> Given instruction
Return the listing below in full, with every line exactly as it is.

── Exercise input ──

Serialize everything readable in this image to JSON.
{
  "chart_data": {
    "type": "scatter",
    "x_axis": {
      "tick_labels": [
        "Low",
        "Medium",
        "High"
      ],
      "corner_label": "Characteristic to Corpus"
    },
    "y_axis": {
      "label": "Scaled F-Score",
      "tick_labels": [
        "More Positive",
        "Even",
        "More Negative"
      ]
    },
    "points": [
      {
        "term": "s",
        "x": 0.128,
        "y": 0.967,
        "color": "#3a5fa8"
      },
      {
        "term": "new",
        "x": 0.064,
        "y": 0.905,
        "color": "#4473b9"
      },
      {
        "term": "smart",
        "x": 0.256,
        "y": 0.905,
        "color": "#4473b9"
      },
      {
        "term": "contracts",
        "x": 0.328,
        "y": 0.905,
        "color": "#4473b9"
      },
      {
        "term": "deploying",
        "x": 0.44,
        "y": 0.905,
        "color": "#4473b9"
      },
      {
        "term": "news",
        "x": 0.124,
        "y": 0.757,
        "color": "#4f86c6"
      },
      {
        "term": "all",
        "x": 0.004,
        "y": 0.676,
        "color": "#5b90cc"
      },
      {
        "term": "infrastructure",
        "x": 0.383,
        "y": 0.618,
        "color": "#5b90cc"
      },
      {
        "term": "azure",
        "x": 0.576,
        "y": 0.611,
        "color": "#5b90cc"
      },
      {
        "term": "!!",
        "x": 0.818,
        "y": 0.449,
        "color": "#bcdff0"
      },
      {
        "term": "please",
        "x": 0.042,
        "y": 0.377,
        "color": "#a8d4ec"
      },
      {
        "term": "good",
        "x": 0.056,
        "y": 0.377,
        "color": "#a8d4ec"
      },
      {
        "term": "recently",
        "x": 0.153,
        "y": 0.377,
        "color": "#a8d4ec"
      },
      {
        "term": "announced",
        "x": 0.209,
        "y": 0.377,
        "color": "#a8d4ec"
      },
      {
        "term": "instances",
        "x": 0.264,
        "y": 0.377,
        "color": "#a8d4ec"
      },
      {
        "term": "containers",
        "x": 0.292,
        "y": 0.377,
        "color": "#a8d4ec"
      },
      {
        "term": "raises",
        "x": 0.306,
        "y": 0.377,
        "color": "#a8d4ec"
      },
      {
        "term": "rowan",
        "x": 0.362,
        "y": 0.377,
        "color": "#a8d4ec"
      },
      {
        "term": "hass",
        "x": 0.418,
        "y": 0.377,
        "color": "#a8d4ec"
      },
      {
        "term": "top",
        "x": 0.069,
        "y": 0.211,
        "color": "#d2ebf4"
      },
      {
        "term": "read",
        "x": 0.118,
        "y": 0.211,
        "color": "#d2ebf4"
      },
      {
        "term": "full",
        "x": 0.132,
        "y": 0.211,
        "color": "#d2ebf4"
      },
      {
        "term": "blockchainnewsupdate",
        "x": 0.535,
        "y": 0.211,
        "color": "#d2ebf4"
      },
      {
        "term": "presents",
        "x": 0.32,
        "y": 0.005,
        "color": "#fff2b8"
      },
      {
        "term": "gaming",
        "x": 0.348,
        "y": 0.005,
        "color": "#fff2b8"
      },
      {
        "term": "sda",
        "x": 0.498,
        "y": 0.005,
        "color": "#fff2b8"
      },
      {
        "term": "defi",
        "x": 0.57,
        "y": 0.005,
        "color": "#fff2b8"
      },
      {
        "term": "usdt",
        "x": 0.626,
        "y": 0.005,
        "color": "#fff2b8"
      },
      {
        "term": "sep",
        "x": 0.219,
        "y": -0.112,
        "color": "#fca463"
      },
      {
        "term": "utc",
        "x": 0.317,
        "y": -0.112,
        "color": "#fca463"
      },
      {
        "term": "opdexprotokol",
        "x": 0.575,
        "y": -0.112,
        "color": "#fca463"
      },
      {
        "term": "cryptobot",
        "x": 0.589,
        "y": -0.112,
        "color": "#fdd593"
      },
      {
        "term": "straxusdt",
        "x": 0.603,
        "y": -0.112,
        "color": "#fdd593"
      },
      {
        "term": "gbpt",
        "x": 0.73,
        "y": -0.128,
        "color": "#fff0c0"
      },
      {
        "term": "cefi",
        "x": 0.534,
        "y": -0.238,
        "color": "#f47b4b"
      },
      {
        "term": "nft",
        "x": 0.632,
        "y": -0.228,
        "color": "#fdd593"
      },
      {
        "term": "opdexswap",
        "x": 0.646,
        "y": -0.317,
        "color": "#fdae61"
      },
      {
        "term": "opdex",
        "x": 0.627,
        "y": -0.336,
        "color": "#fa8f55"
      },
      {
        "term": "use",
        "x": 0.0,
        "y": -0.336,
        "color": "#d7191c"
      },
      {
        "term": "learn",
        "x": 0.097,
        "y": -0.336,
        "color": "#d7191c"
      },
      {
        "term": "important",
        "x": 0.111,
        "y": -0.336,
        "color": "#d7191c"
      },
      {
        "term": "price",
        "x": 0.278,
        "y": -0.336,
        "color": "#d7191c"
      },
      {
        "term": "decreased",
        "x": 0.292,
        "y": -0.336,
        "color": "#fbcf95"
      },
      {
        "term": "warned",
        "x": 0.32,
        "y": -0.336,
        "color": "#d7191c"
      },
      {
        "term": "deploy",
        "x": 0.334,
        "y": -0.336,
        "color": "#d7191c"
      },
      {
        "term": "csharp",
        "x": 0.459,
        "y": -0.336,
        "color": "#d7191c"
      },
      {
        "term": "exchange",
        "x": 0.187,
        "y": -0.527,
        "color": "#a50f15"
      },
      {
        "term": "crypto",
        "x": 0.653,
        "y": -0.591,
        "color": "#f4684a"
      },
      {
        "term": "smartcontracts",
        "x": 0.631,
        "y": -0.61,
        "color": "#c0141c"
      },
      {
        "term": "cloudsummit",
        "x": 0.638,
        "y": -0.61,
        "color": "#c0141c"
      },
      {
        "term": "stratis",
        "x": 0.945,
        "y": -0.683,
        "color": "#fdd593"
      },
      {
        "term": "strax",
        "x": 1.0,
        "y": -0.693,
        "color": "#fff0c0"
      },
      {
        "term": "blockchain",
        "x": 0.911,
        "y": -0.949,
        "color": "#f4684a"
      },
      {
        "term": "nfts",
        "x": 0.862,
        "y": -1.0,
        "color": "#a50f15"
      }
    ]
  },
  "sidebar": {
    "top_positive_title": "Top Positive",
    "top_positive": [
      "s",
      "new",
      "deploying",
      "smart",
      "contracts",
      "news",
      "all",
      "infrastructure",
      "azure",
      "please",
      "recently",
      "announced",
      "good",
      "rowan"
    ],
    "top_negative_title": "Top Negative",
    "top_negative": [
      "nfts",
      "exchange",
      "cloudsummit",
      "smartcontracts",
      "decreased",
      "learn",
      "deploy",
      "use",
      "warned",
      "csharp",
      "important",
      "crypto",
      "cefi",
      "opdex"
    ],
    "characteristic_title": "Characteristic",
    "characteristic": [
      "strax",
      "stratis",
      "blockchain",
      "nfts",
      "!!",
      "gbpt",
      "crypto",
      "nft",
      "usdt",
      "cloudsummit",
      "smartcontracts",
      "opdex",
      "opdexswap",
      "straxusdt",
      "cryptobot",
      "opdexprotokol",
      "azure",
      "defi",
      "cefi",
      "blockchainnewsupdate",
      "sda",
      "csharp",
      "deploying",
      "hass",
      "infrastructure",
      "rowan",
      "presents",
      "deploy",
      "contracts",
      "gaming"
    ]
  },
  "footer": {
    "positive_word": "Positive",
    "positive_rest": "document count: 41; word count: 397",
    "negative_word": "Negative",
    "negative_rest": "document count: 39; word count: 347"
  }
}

───

> Expected answer
Serialize everything readable in this image to JSON.
{
  "chart_data": {
    "type": "scatter",
    "x_axis": {
      "tick_labels": [
        "Low",
        "Medium",
        "High"
      ],
      "corner_label": "Characteristic to Corpus"
    },
    "y_axis": {
      "label": "Scaled F-Score",
      "tick_labels": [
        "More Positive",
        "Even",
        "More Negative"
      ]
    },
    "points": [
      {
        "term": "s",
        "x": 0.128,
        "y": 0.967,
        "color": "#3a5fa8"
      },
      {
        "term": "new",
        "x": 0.064,
        "y": 0.905,
        "color": "#4473b9"
      },
      {
        "term": "smart",
        "x": 0.256,
        "y": 0.905,
        "color": "#4473b9"
      },
      {
        "term": "contracts",
        "x": 0.328,
        "y": 0.905,
        "color": "#4473b9"
      },
      {
        "term": "deploying",
        "x": 0.44,
        "y": 0.905,
        "color": "#4473b9"
      },
      {
        "term": "news",
        "x": 0.124,
        "y": 0.757,
        "color": "#4f86c6"
      },
      {
        "term": "all",
        "x": 0.004,
        "y": 0.676,
        "color": "#5b90cc"
      },
      {
        "term": "infrastructure",
        "x": 0.383,
        "y": 0.618,
        "color": "#5b90cc"
      },
      {
        "term": "azure",
        "x": 0.576,
        "y": 0.611,
        "color": "#5b90cc"
      },
      {
        "term": "!!",
        "x": 0.818,
        "y": 0.449,
        "color": "#bcdff0"
      },
      {
        "term": "please",
        "x": 0.042,
        "y": 0.377,
        "color": "#a8d4ec"
      },
      {
        "term": "good",
        "x": 0.056,
        "y": 0.377,
        "color": "#a8d4ec"
      },
      {
        "term": "recently",
        "x": 0.153,
        "y": 0.377,
        "color": "#a8d4ec"
      },
      {
        "term": "announced",
        "x": 0.209,
        "y": 0.377,
        "color": "#a8d4ec"
      },
      {
        "term": "instances",
        "x": 0.264,
        "y": 0.377,
        "color": "#a8d4ec"
      },
      {
        "term": "containers",
        "x": 0.292,
        "y": 0.377,
        "color": "#a8d4ec"
      },
      {
        "term": "raises",
        "x": 0.306,
        "y": 0.377,
        "color": "#a8d4ec"
      },
      {
        "term": "rowan",
        "x": 0.362,
        "y": 0.377,
        "color": "#a8d4ec"
      },
      {
        "term": "hass",
        "x": 0.418,
        "y": 0.377,
        "color": "#a8d4ec"
      },
      {
        "term": "top",
        "x": 0.069,
        "y": 0.211,
        "color": "#d2ebf4"
      },
      {
        "term": "read",
        "x": 0.118,
        "y": 0.211,
        "color": "#d2ebf4"
      },
      {
        "term": "full",
        "x": 0.132,
        "y": 0.211,
        "color": "#d2ebf4"
      },
      {
        "term": "blockchainnewsupdate",
        "x": 0.535,
        "y": 0.211,
        "color": "#d2ebf4"
      },
      {
        "term": "presents",
        "x": 0.32,
        "y": 0.005,
        "color": "#fff2b8"
      },
      {
        "term": "gaming",
        "x": 0.348,
        "y": 0.005,
        "color": "#fff2b8"
      },
      {
        "term": "sda",
        "x": 0.498,
        "y": 0.005,
        "color": "#fff2b8"
      },
      {
        "term": "defi",
        "x": 0.57,
        "y": 0.005,
        "color": "#fff2b8"
      },
      {
        "term": "usdt",
        "x": 0.626,
        "y": 0.005,
        "color": "#fff2b8"
      },
      {
        "term": "sep",
        "x": 0.219,
        "y": -0.112,
        "color": "#fca463"
      },
      {
        "term": "utc",
        "x": 0.317,
        "y": -0.112,
        "color": "#fca463"
      },
      {
        "term": "opdexprotokol",
        "x": 0.575,
        "y": -0.112,
        "color": "#fca463"
      },
      {
        "term": "cryptobot",
        "x": 0.589,
        "y": -0.112,
        "color": "#fdd593"
      },
      {
        "term": "straxusdt",
        "x": 0.603,
        "y": -0.112,
        "color": "#fdd593"
      },
      {
        "term": "gbpt",
        "x": 0.73,
        "y": -0.128,
        "color": "#fff0c0"
      },
      {
        "term": "cefi",
        "x": 0.534,
        "y": -0.238,
        "color": "#f47b4b"
      },
      {
        "term": "nft",
        "x": 0.632,
        "y": -0.228,
        "color": "#fdd593"
      },
      {
        "term": "opdexswap",
        "x": 0.646,
        "y": -0.317,
        "color": "#fdae61"
      },
      {
        "term": "opdex",
        "x": 0.627,
        "y": -0.336,
        "color": "#fa8f55"
      },
      {
        "term": "use",
        "x": 0.0,
        "y": -0.336,
        "color": "#d7191c"
      },
      {
        "term": "learn",
        "x": 0.097,
        "y": -0.336,
        "color": "#d7191c"
      },
      {
        "term": "important",
        "x": 0.111,
        "y": -0.336,
        "color": "#d7191c"
      },
      {
        "term": "price",
        "x": 0.278,
        "y": -0.336,
        "color": "#d7191c"
      },
      {
        "term": "decreased",
        "x": 0.292,
        "y": -0.336,
        "color": "#fbcf95"
      },
      {
        "term": "warned",
        "x": 0.32,
        "y": -0.336,
        "color": "#d7191c"
      },
      {
        "term": "deploy",
        "x": 0.334,
        "y": -0.336,
        "color": "#d7191c"
      },
      {
        "term": "csharp",
        "x": 0.459,
        "y": -0.336,
        "color": "#d7191c"
      },
      {
        "term": "exchange",
        "x": 0.187,
        "y": -0.527,
        "color": "#a50f15"
      },
      {
        "term": "crypto",
        "x": 0.653,
        "y": -0.591,
        "color": "#f4684a"
      },
      {
        "term": "smartcontracts",
        "x": 0.631,
        "y": -0.61,
        "color": "#c0141c"
      },
      {
        "term": "cloudsummit",
        "x": 0.638,
        "y": -0.61,
        "color": "#c0141c"
      },
      {
        "term": "stratis",
        "x": 0.945,
        "y": -0.683,
        "color": "#fdd593"
      },
      {
        "term": "strax",
        "x": 1.0,
        "y": -0.693,
        "color": "#fff0c0"
      },
      {
        "term": "blockchain",
        "x": 0.911,
        "y": -0.949,
        "color": "#f4684a"
      },
      {
        "term": "nfts",
        "x": 0.862,
        "y": -1.0,
        "color": "#a50f15"
      }
    ]
  },
  "sidebar": {
    "top_positive_title": "Top Positive",
    "top_positive": [
      "s",
      "new",
      "deploying",
      "smart",
      "contracts",
      "news",
      "all",
      "infrastructure",
      "azure",
      "please",
      "recently",
      "announced",
      "good",
      "rowan"
    ],
    "top_negative_title": "Top Negative",
    "top_negative": [
      "nfts",
      "exchange",
      "cloudsummit",
      "smartcontracts",
      "decreased",
      "learn",
      "deploy",
      "use",
      "warned",
      "csharp",
      "important",
      "crypto",
      "cefi",
      "opdex"
    ],
    "characteristic_title": "Characteristic",
    "characteristic": [
      "strax",
      "stratis",
      "blockchain",
      "nfts",
      "!!",
      "gbpt",
      "crypto",
      "nft",
      "usdt",
      "cloudsummit",
      "smartcontracts",
      "opdex",
      "opdexswap",
      "straxusdt",
      "cryptobot",
      "opdexprotokol",
      "azure",
      "defi",
      "cefi",
      "blockchainnewsupdate",
      "sda",
      "csharp",
      "deploying",
      "hass",
      "infrastructure",
      "rowan",
      "presents",
      "deploy",
      "contracts",
      "gaming"
    ]
  },
  "footer": {
    "positive_word": "Positive",
    "positive_rest": "document count: 41; word count: 397",
    "negative_word": "Negative",
    "negative_rest": "document count: 39; word count: 347"
  }
}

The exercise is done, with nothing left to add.